Written exercise. Copy every one of the lines below word for word, and leave out any pictures.

Recorded information.
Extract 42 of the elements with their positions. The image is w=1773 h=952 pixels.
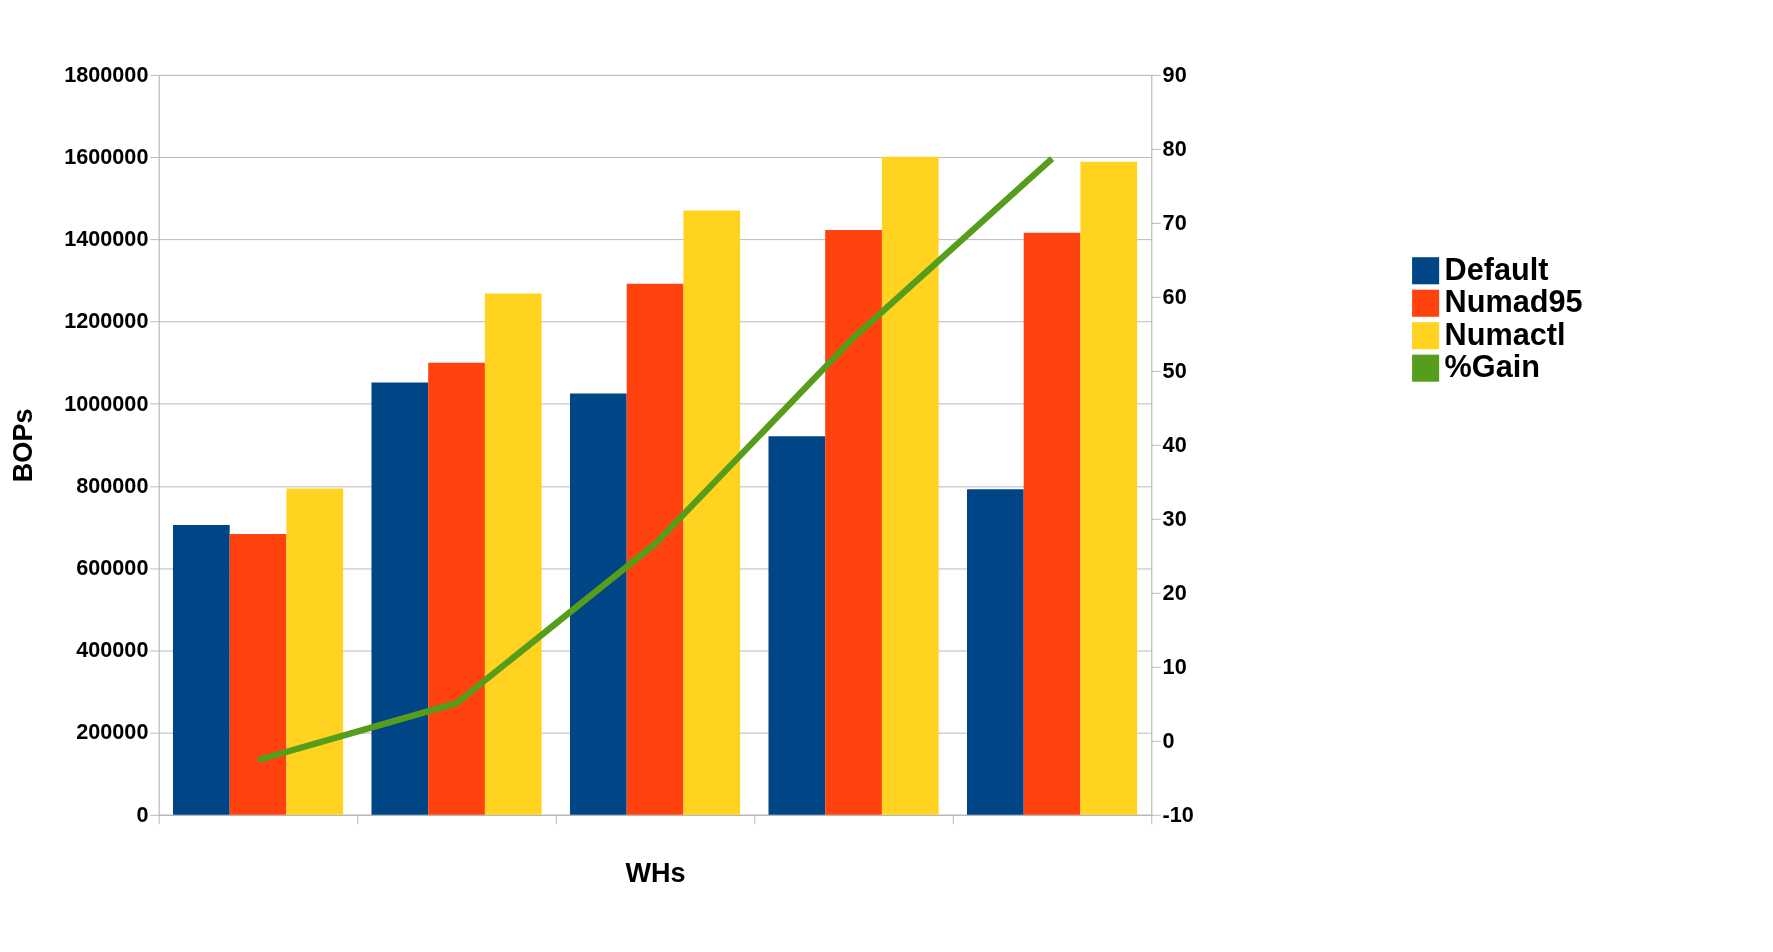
y-tick-label: 1600000 — [64, 143, 149, 169]
legend-label: Numactl — [1444, 316, 1566, 351]
bar — [286, 488, 344, 815]
bar — [1080, 161, 1138, 815]
y2-tick-label: 30 — [1162, 505, 1187, 531]
bar — [172, 525, 230, 815]
y2-tick-label: 70 — [1162, 209, 1187, 235]
y-tick-label: 0 — [136, 801, 149, 827]
y2-tick-label: 20 — [1162, 579, 1187, 605]
y2-tick-label: 90 — [1162, 61, 1187, 87]
bar — [428, 362, 485, 815]
y-tick-label: 200000 — [76, 719, 149, 745]
y2-tick-label: 40 — [1162, 431, 1187, 457]
bar — [881, 156, 939, 815]
y-tick-label: 600000 — [76, 554, 149, 580]
bar — [229, 534, 287, 815]
x-axis-title: WHs — [625, 858, 686, 889]
y2-tick-label: 10 — [1162, 653, 1187, 679]
bar — [768, 436, 826, 815]
bar — [967, 489, 1024, 815]
y2-tick-label: -10 — [1162, 801, 1194, 827]
bar — [825, 229, 882, 815]
y-tick-label: 1200000 — [64, 308, 149, 334]
y2-tick-label: 50 — [1162, 357, 1187, 383]
y-tick-label: 800000 — [76, 472, 149, 498]
bar — [626, 283, 684, 815]
bar — [1023, 232, 1081, 815]
legend-label: Numad95 — [1444, 284, 1583, 319]
y-tick-label: 1000000 — [64, 390, 149, 416]
bar — [683, 210, 741, 815]
y2-tick-label: 80 — [1162, 135, 1187, 161]
legend-label: %Gain — [1444, 349, 1540, 384]
y-tick-label: 1800000 — [64, 61, 149, 87]
bar — [371, 382, 429, 815]
legend-label: Default — [1444, 251, 1549, 286]
bar — [569, 393, 627, 815]
y2-tick-label: 0 — [1162, 727, 1175, 753]
y-tick-label: 1400000 — [64, 226, 149, 252]
bar — [484, 293, 542, 815]
y2-tick-label: 60 — [1162, 283, 1187, 309]
y-tick-label: 400000 — [76, 637, 149, 663]
y-axis-title: BOPs — [7, 408, 38, 483]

Task solution.
Extract 42 of the elements with their positions. The image is w=1773 h=952 pixels.
y-tick-label: 1600000 — [64, 143, 149, 169]
legend-label: Numactl — [1444, 316, 1566, 351]
bar — [286, 488, 344, 815]
bar — [1080, 161, 1138, 815]
y2-tick-label: 30 — [1162, 505, 1187, 531]
bar — [172, 525, 230, 815]
y2-tick-label: 70 — [1162, 209, 1187, 235]
y-tick-label: 0 — [136, 801, 149, 827]
y2-tick-label: 20 — [1162, 579, 1187, 605]
y2-tick-label: 90 — [1162, 61, 1187, 87]
bar — [428, 362, 485, 815]
y-tick-label: 200000 — [76, 719, 149, 745]
y2-tick-label: 40 — [1162, 431, 1187, 457]
bar — [881, 156, 939, 815]
y-tick-label: 600000 — [76, 554, 149, 580]
bar — [229, 534, 287, 815]
x-axis-title: WHs — [625, 858, 686, 889]
y2-tick-label: 10 — [1162, 653, 1187, 679]
bar — [768, 436, 826, 815]
bar — [967, 489, 1024, 815]
y2-tick-label: -10 — [1162, 801, 1194, 827]
bar — [825, 229, 882, 815]
y-tick-label: 1200000 — [64, 308, 149, 334]
y2-tick-label: 50 — [1162, 357, 1187, 383]
y-tick-label: 800000 — [76, 472, 149, 498]
bar — [626, 283, 684, 815]
bar — [1023, 232, 1081, 815]
legend-label: Numad95 — [1444, 284, 1583, 319]
y-tick-label: 1000000 — [64, 390, 149, 416]
bar — [683, 210, 741, 815]
y2-tick-label: 80 — [1162, 135, 1187, 161]
legend-label: %Gain — [1444, 349, 1540, 384]
y-tick-label: 1800000 — [64, 61, 149, 87]
bar — [371, 382, 429, 815]
legend-label: Default — [1444, 251, 1549, 286]
bar — [569, 393, 627, 815]
y2-tick-label: 0 — [1162, 727, 1175, 753]
y-tick-label: 1400000 — [64, 226, 149, 252]
bar — [484, 293, 542, 815]
y2-tick-label: 60 — [1162, 283, 1187, 309]
y-tick-label: 400000 — [76, 637, 149, 663]
y-axis-title: BOPs — [7, 408, 38, 483]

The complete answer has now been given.